#### [TASK]
Print every record below exactly as written.

── ENTRIES SUPPLIED ──

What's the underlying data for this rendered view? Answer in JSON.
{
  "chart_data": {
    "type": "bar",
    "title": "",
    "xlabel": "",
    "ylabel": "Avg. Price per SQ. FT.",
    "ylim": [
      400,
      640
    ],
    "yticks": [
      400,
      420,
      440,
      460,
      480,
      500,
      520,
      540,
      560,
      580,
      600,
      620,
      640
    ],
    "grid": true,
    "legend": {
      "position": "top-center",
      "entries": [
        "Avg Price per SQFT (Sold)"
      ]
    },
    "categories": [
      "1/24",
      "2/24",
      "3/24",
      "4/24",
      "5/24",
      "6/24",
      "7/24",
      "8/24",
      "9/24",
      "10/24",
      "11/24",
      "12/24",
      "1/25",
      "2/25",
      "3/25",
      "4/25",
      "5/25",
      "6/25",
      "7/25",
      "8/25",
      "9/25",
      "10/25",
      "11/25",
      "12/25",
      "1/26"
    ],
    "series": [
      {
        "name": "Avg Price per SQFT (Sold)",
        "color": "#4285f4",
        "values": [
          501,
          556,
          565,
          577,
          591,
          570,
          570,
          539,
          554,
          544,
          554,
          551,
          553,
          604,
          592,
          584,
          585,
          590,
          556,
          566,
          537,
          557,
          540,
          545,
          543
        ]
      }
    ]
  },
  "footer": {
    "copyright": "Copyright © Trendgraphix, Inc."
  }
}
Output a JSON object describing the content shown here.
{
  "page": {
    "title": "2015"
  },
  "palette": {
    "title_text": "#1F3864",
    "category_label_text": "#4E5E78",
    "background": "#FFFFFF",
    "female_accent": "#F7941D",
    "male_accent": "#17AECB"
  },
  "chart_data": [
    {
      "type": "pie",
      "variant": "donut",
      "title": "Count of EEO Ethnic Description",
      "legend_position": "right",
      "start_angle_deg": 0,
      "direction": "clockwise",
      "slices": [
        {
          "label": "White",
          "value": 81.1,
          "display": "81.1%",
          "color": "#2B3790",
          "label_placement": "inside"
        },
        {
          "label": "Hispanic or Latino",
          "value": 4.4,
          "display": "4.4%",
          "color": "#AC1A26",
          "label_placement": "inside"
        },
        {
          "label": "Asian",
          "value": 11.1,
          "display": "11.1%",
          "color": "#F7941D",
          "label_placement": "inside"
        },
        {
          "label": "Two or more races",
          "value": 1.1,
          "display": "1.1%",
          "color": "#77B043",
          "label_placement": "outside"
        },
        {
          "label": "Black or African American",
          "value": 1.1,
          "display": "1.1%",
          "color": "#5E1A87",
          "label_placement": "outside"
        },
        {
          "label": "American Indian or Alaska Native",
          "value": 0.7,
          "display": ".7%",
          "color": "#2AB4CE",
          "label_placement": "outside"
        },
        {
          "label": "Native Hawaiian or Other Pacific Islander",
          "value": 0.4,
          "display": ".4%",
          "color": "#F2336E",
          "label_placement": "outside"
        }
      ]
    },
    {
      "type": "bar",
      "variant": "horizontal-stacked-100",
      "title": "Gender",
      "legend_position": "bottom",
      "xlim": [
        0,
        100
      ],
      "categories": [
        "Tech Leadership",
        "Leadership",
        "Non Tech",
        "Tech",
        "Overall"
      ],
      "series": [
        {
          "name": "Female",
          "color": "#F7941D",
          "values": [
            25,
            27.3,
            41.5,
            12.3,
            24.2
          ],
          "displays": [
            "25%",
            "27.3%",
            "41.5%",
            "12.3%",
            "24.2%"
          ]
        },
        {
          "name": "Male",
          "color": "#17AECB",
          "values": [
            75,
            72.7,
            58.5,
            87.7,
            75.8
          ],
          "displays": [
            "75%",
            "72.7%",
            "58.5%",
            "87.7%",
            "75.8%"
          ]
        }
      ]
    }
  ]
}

───

#### [WRITTEN REPLY]
What's the underlying data for this rendered view? Answer in JSON.
{
  "chart_data": {
    "type": "bar",
    "title": "",
    "xlabel": "",
    "ylabel": "Avg. Price per SQ. FT.",
    "ylim": [
      400,
      640
    ],
    "yticks": [
      400,
      420,
      440,
      460,
      480,
      500,
      520,
      540,
      560,
      580,
      600,
      620,
      640
    ],
    "grid": true,
    "legend": {
      "position": "top-center",
      "entries": [
        "Avg Price per SQFT (Sold)"
      ]
    },
    "categories": [
      "1/24",
      "2/24",
      "3/24",
      "4/24",
      "5/24",
      "6/24",
      "7/24",
      "8/24",
      "9/24",
      "10/24",
      "11/24",
      "12/24",
      "1/25",
      "2/25",
      "3/25",
      "4/25",
      "5/25",
      "6/25",
      "7/25",
      "8/25",
      "9/25",
      "10/25",
      "11/25",
      "12/25",
      "1/26"
    ],
    "series": [
      {
        "name": "Avg Price per SQFT (Sold)",
        "color": "#4285f4",
        "values": [
          501,
          556,
          565,
          577,
          591,
          570,
          570,
          539,
          554,
          544,
          554,
          551,
          553,
          604,
          592,
          584,
          585,
          590,
          556,
          566,
          537,
          557,
          540,
          545,
          543
        ]
      }
    ]
  },
  "footer": {
    "copyright": "Copyright © Trendgraphix, Inc."
  }
}
Output a JSON object describing the content shown here.
{
  "page": {
    "title": "2015"
  },
  "palette": {
    "title_text": "#1F3864",
    "category_label_text": "#4E5E78",
    "background": "#FFFFFF",
    "female_accent": "#F7941D",
    "male_accent": "#17AECB"
  },
  "chart_data": [
    {
      "type": "pie",
      "variant": "donut",
      "title": "Count of EEO Ethnic Description",
      "legend_position": "right",
      "start_angle_deg": 0,
      "direction": "clockwise",
      "slices": [
        {
          "label": "White",
          "value": 81.1,
          "display": "81.1%",
          "color": "#2B3790",
          "label_placement": "inside"
        },
        {
          "label": "Hispanic or Latino",
          "value": 4.4,
          "display": "4.4%",
          "color": "#AC1A26",
          "label_placement": "inside"
        },
        {
          "label": "Asian",
          "value": 11.1,
          "display": "11.1%",
          "color": "#F7941D",
          "label_placement": "inside"
        },
        {
          "label": "Two or more races",
          "value": 1.1,
          "display": "1.1%",
          "color": "#77B043",
          "label_placement": "outside"
        },
        {
          "label": "Black or African American",
          "value": 1.1,
          "display": "1.1%",
          "color": "#5E1A87",
          "label_placement": "outside"
        },
        {
          "label": "American Indian or Alaska Native",
          "value": 0.7,
          "display": ".7%",
          "color": "#2AB4CE",
          "label_placement": "outside"
        },
        {
          "label": "Native Hawaiian or Other Pacific Islander",
          "value": 0.4,
          "display": ".4%",
          "color": "#F2336E",
          "label_placement": "outside"
        }
      ]
    },
    {
      "type": "bar",
      "variant": "horizontal-stacked-100",
      "title": "Gender",
      "legend_position": "bottom",
      "xlim": [
        0,
        100
      ],
      "categories": [
        "Tech Leadership",
        "Leadership",
        "Non Tech",
        "Tech",
        "Overall"
      ],
      "series": [
        {
          "name": "Female",
          "color": "#F7941D",
          "values": [
            25,
            27.3,
            41.5,
            12.3,
            24.2
          ],
          "displays": [
            "25%",
            "27.3%",
            "41.5%",
            "12.3%",
            "24.2%"
          ]
        },
        {
          "name": "Male",
          "color": "#17AECB",
          "values": [
            75,
            72.7,
            58.5,
            87.7,
            75.8
          ],
          "displays": [
            "75%",
            "72.7%",
            "58.5%",
            "87.7%",
            "75.8%"
          ]
        }
      ]
    }
  ]
}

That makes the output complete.